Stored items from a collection
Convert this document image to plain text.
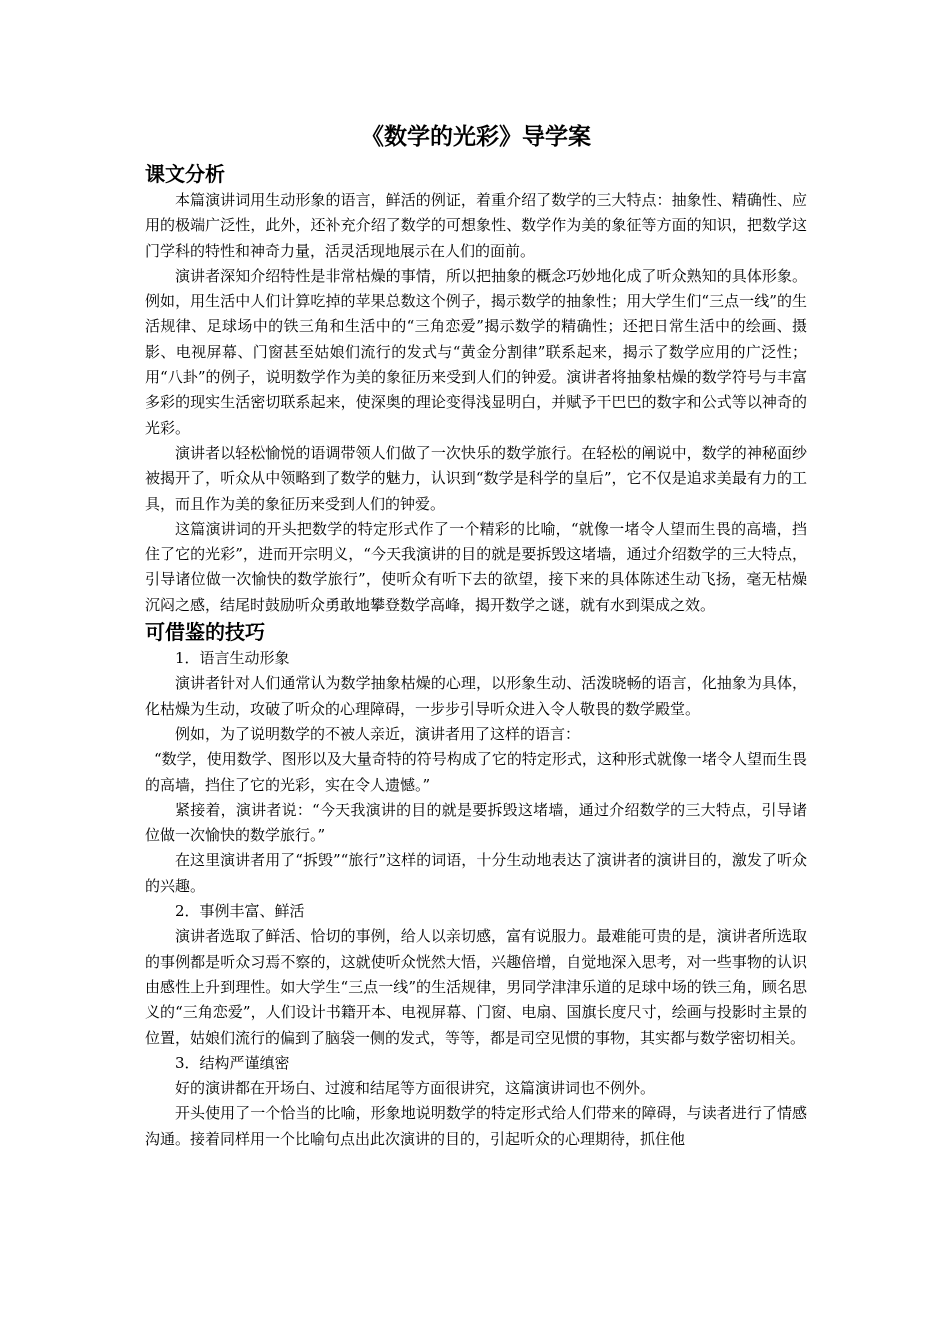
《数学的光彩》导学案
课文分析

本篇演讲词用生动形象的语言，鲜活的例证，着重介绍了数学的三大特点：抽象性、精确性、应用的极端广泛性，此外，还补充介绍了数学的可想象性、数学作为美的象征等方面的知识，把数学这门学科的特性和神奇力量，活灵活现地展示在人们的面前。

演讲者深知介绍特性是非常枯燥的事情，所以把抽象的概念巧妙地化成了听众熟知的具体形象。例如，用生活中人们计算吃掉的苹果总数这个例子，揭示数学的抽象性；用大学生们“三点一线”的生活规律、足球场中的铁三角和生活中的“三角恋爱”揭示数学的精确性；还把日常生活中的绘画、摄影、电视屏幕、门窗甚至姑娘们流行的发式与“黄金分割律”联系起来，揭示了数学应用的广泛性；用“八卦”的例子，说明数学作为美的象征历来受到人们的钟爱。演讲者将抽象枯燥的数学符号与丰富多彩的现实生活密切联系起来，使深奥的理论变得浅显明白，并赋予干巴巴的数字和公式等以神奇的光彩。

演讲者以轻松愉悦的语调带领人们做了一次快乐的数学旅行。在轻松的阐说中，数学的神秘面纱被揭开了，听众从中领略到了数学的魅力，认识到“数学是科学的皇后”，它不仅是追求美最有力的工具，而且作为美的象征历来受到人们的钟爱。

这篇演讲词的开头把数学的特定形式作了一个精彩的比喻，“就像一堵令人望而生畏的高墙，挡住了它的光彩”，进而开宗明义，“今天我演讲的目的就是要拆毁这堵墙，通过介绍数学的三大特点，引导诸位做一次愉快的数学旅行”，使听众有听下去的欲望，接下来的具体陈述生动飞扬，毫无枯燥沉闷之感，结尾时鼓励听众勇敢地攀登数学高峰，揭开数学之谜，就有水到渠成之效。

可借鉴的技巧

1．语言生动形象

演讲者针对人们通常认为数学抽象枯燥的心理，以形象生动、活泼晓畅的语言，化抽象为具体，化枯燥为生动，攻破了听众的心理障碍，一步步引导听众进入令人敬畏的数学殿堂。

例如，为了说明数学的不被人亲近，演讲者用了这样的语言：

“数学，使用数学、图形以及大量奇特的符号构成了它的特定形式，这种形式就像一堵令人望而生畏的高墙，挡住了它的光彩，实在令人遗憾。”

紧接着，演讲者说：“今天我演讲的目的就是要拆毁这堵墙，通过介绍数学的三大特点，引导诸位做一次愉快的数学旅行。”

在这里演讲者用了“拆毁”“旅行”这样的词语，十分生动地表达了演讲者的演讲目的，激发了听众的兴趣。

2．事例丰富、鲜活

演讲者选取了鲜活、恰切的事例，给人以亲切感，富有说服力。最难能可贵的是，演讲者所选取的事例都是听众习焉不察的，这就使听众恍然大悟，兴趣倍增，自觉地深入思考，对一些事物的认识由感性上升到理性。如大学生“三点一线”的生活规律，男同学津津乐道的足球中场的铁三角，顾名思义的“三角恋爱”，人们设计书籍开本、电视屏幕、门窗、电扇、国旗长度尺寸，绘画与投影时主景的位置，姑娘们流行的偏到了脑袋一侧的发式，等等，都是司空见惯的事物，其实都与数学密切相关。

3．结构严谨缜密

好的演讲都在开场白、过渡和结尾等方面很讲究，这篇演讲词也不例外。

开头使用了一个恰当的比喻，形象地说明数学的特定形式给人们带来的障碍，与读者进行了情感沟通。接着同样用一个比喻句点出此次演讲的目的，引起听众的心理期待，抓住他
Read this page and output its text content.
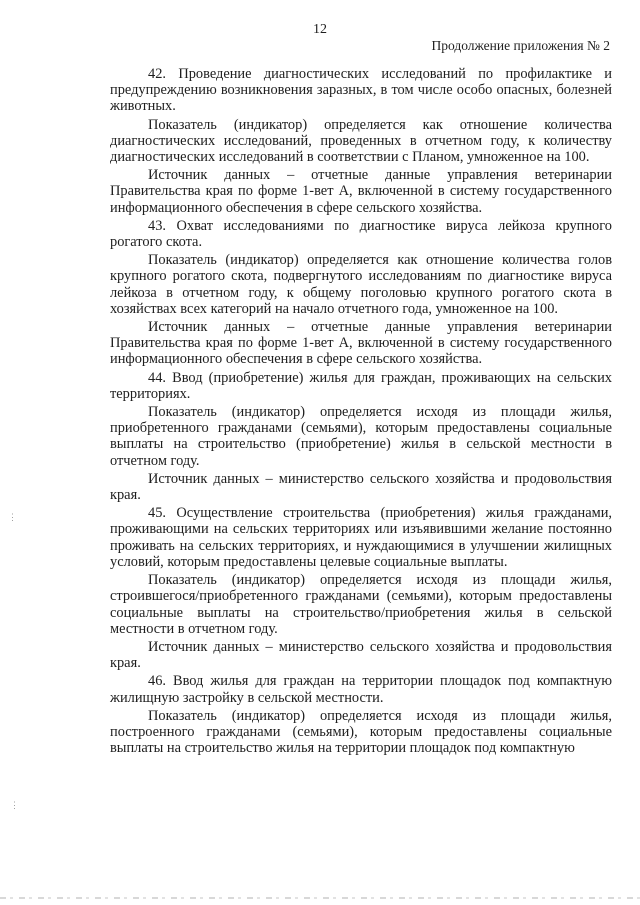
12
Продолжение приложения № 2

42. Проведение диагностических исследований по профилактике и предупреждению возникновения заразных, в том числе особо опасных, болезней животных.

Показатель (индикатор) определяется как отношение количества диагностических исследований, проведенных в отчетном году, к количеству диагностических исследований в соответствии с Планом, умноженное на 100.

Источник данных – отчетные данные управления ветеринарии Правительства края по форме 1-вет А, включенной в систему государственного информационного обеспечения в сфере сельского хозяйства.

43. Охват исследованиями по диагностике вируса лейкоза крупного рогатого скота.

Показатель (индикатор) определяется как отношение количества голов крупного рогатого скота, подвергнутого исследованиям по диагностике вируса лейкоза в отчетном году, к общему поголовью крупного рогатого скота в хозяйствах всех категорий на начало отчетного года, умноженное на 100.

Источник данных – отчетные данные управления ветеринарии Правительства края по форме 1-вет А, включенной в систему государственного информационного обеспечения в сфере сельского хозяйства.

44. Ввод (приобретение) жилья для граждан, проживающих на сельских территориях.

Показатель (индикатор) определяется исходя из площади жилья, приобретенного гражданами (семьями), которым предоставлены социальные выплаты на строительство (приобретение) жилья в сельской местности в отчетном году.

Источник данных – министерство сельского хозяйства и продовольствия края.

45. Осуществление строительства (приобретения) жилья гражданами, проживающими на сельских территориях или изъявившими желание постоянно проживать на сельских территориях, и нуждающимися в улучшении жилищных условий, которым предоставлены целевые социальные выплаты.

Показатель (индикатор) определяется исходя из площади жилья, строившегося/приобретенного гражданами (семьями), которым предоставлены социальные выплаты на строительство/приобретения жилья в сельской местности в отчетном году.

Источник данных – министерство сельского хозяйства и продовольствия края.

46. Ввод жилья для граждан на территории площадок под компактную жилищную застройку в сельской местности.

Показатель (индикатор) определяется исходя из площади жилья, построенного гражданами (семьями), которым предоставлены социальные выплаты на строительство жилья на территории площадок под компактную

⋮
⋮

Job: Pick each line holding the word "вируса" out of the data and copy it.

Answer to this exercise:
43. Охват исследованиями по диагностике вируса лейкоза крупного рогатого скота.
Показатель (индикатор) определяется как отношение количества голов крупного рогатого скота, подвергнутого исследованиям по диагностике вируса лейкоза в отчетном году, к общему поголовью крупного рогатого скота в хозяйствах всех категорий на начало отчетного года, умноженное на 100.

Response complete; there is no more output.